**** EXCERPTED RECORDS
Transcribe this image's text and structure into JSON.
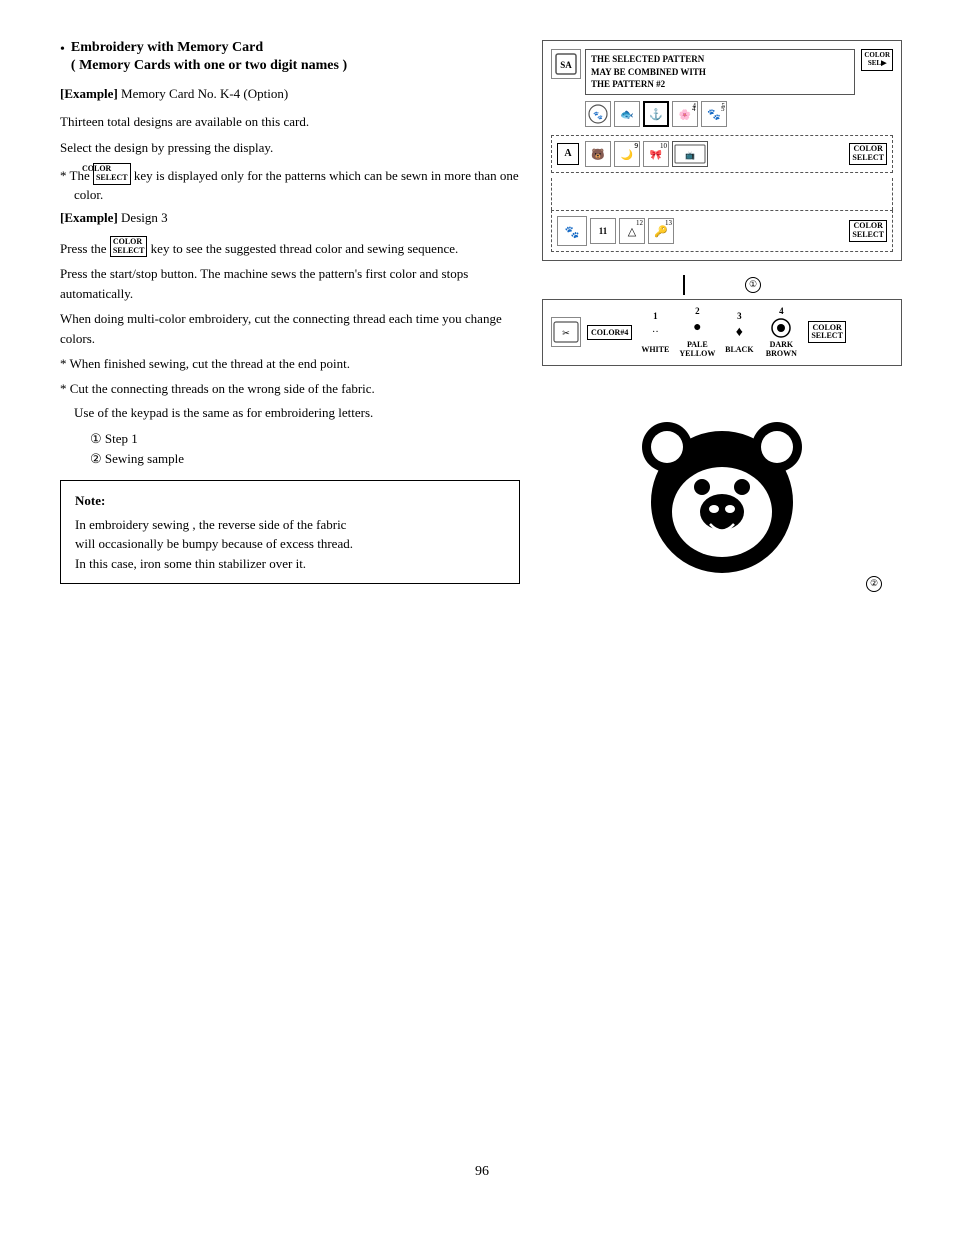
{
  "page": {
    "number": "96"
  },
  "left": {
    "bullet_title": "Embroidery with Memory Card",
    "bullet_subtitle": "( Memory Cards with one or two digit names )",
    "example1": {
      "label": "[Example]",
      "text": "  Memory Card No. K-4 (Option)"
    },
    "line1": "Thirteen total designs are available on this card.",
    "line2": "Select the design by pressing the display.",
    "asterisk1": "* The",
    "asterisk1b": " key is displayed only for the patterns which can be sewn in more than one color.",
    "example2": {
      "label": "[Example]",
      "text": "  Design 3"
    },
    "line3": "Press the",
    "line3b": " key to see the suggested thread color and sewing sequence.",
    "line4": "Press the start/stop button.  The machine sews the pattern's first color and stops automatically.",
    "line5": "When doing multi-color embroidery, cut the connecting thread each time you change colors.",
    "asterisk2": "* When finished sewing, cut the thread at the end point.",
    "asterisk3": "* Cut the connecting threads on the wrong side of the fabric.",
    "line6": "Use of the keypad is the same as for embroidering letters.",
    "step1_prefix": "① ",
    "step1": "Step 1",
    "step2_prefix": "② ",
    "step2": "Sewing sample",
    "note": {
      "title": "Note:",
      "line1": "In embroidery sewing , the reverse side of the fabric",
      "line2": "will occasionally be bumpy because of excess thread.",
      "line3": "In this case, iron some thin stabilizer over it."
    }
  },
  "right": {
    "top_panel": {
      "selected_text_line1": "THE SELECTED PATTERN",
      "selected_text_line2": "MAY BE COMBINED WITH",
      "selected_text_line3": "THE PATTERN #2",
      "color_select": "COLOR\nSEL▶"
    },
    "panel1_color_select": "COLOR\nSELECT",
    "panel2_color_select": "COLOR\nSELECT",
    "panel3_color_select": "COLOR\nSELECT",
    "circle1": "①",
    "color_panel": {
      "color_num": "COLOR#4",
      "colors": [
        {
          "num": "1",
          "name": "WHITE",
          "symbol": "··"
        },
        {
          "num": "2",
          "name": "PALE\nYELLOW",
          "symbol": "●"
        },
        {
          "num": "3",
          "name": "BLACK",
          "symbol": "♦"
        },
        {
          "num": "4",
          "name": "DARK\nBROWN",
          "symbol": "⊙"
        }
      ],
      "color_select": "COLOR\nSELECT"
    },
    "circle2": "②",
    "bear_caption": "②"
  }
}
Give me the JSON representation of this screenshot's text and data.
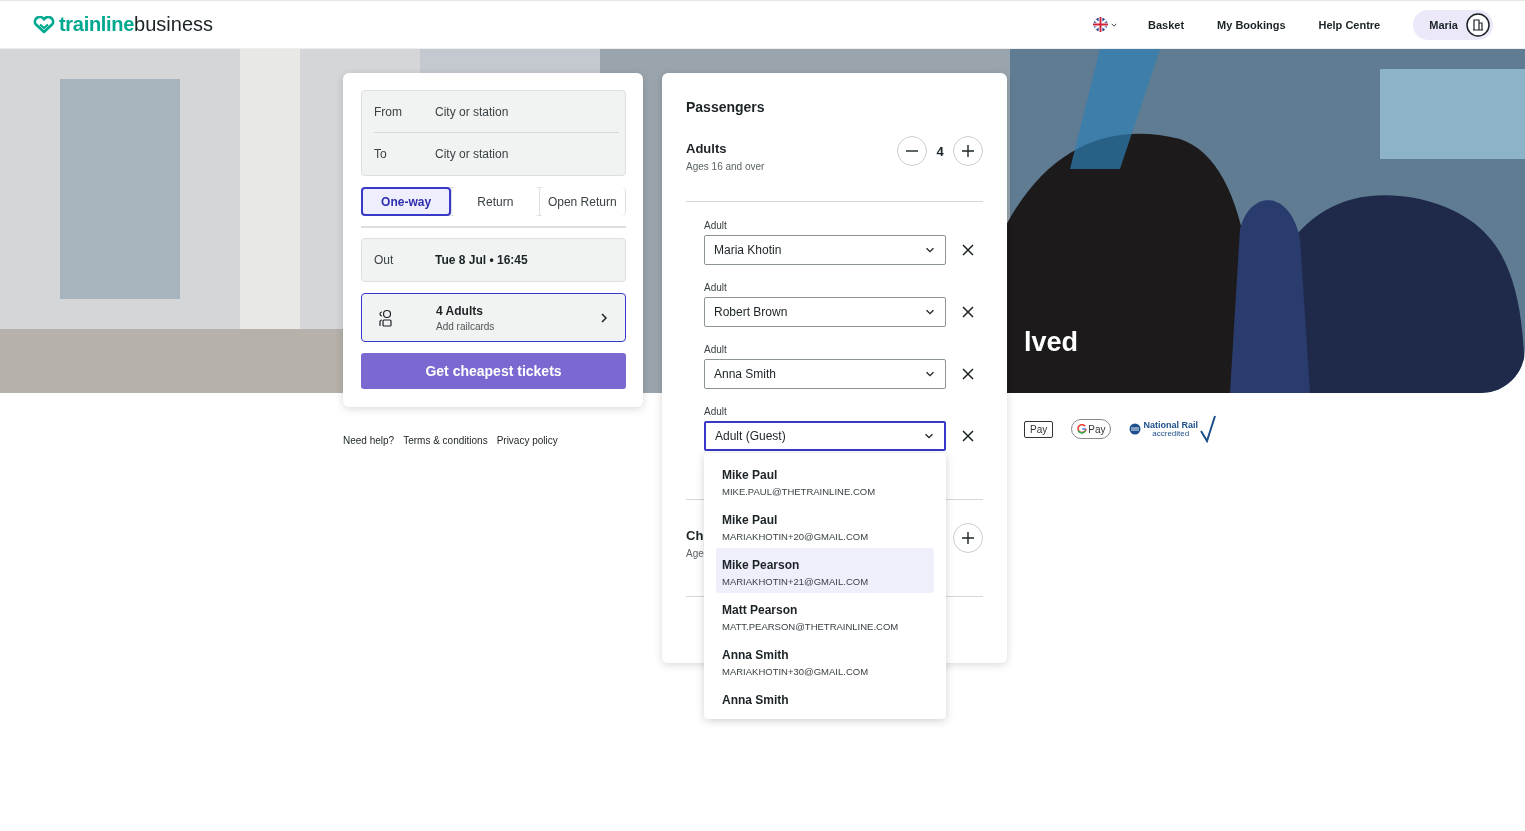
********
— EXERCISE REQUIREMENTS —
From the material above, reproduce everything verbatim except the pictures.

— CORRECT RESULT —
Transcribe this image's text and structure into JSON.
{
  "page": {
    "number": "96"
  },
  "left": {
    "bullet_title": "Embroidery with Memory Card",
    "bullet_subtitle": "( Memory Cards with one or two digit names )",
    "example1": {
      "label": "[Example]",
      "text": "  Memory Card No. K-4 (Option)"
    },
    "line1": "Thirteen total designs are available on this card.",
    "line2": "Select the design by pressing the display.",
    "asterisk1": "* The",
    "asterisk1b": " key is displayed only for the patterns which can be sewn in more than one color.",
    "example2": {
      "label": "[Example]",
      "text": "  Design 3"
    },
    "line3": "Press the",
    "line3b": " key to see the suggested thread color and sewing sequence.",
    "line4": "Press the start/stop button.  The machine sews the pattern's first color and stops automatically.",
    "line5": "When doing multi-color embroidery, cut the connecting thread each time you change colors.",
    "asterisk2": "* When finished sewing, cut the thread at the end point.",
    "asterisk3": "* Cut the connecting threads on the wrong side of the fabric.",
    "line6": "Use of the keypad is the same as for embroidering letters.",
    "step1_prefix": "① ",
    "step1": "Step 1",
    "step2_prefix": "② ",
    "step2": "Sewing sample",
    "note": {
      "title": "Note:",
      "line1": "In embroidery sewing , the reverse side of the fabric",
      "line2": "will occasionally be bumpy because of excess thread.",
      "line3": "In this case, iron some thin stabilizer over it."
    }
  },
  "right": {
    "top_panel": {
      "selected_text_line1": "THE SELECTED PATTERN",
      "selected_text_line2": "MAY BE COMBINED WITH",
      "selected_text_line3": "THE PATTERN #2",
      "color_select": "COLOR\nSEL▶"
    },
    "panel1_color_select": "COLOR\nSELECT",
    "panel2_color_select": "COLOR\nSELECT",
    "panel3_color_select": "COLOR\nSELECT",
    "circle1": "①",
    "color_panel": {
      "color_num": "COLOR#4",
      "colors": [
        {
          "num": "1",
          "name": "WHITE",
          "symbol": "··"
        },
        {
          "num": "2",
          "name": "PALE\nYELLOW",
          "symbol": "●"
        },
        {
          "num": "3",
          "name": "BLACK",
          "symbol": "♦"
        },
        {
          "num": "4",
          "name": "DARK\nBROWN",
          "symbol": "⊙"
        }
      ],
      "color_select": "COLOR\nSELECT"
    },
    "circle2": "②",
    "bear_caption": "②"
  }
}
Give me the JSON representation of this screenshot's text and data.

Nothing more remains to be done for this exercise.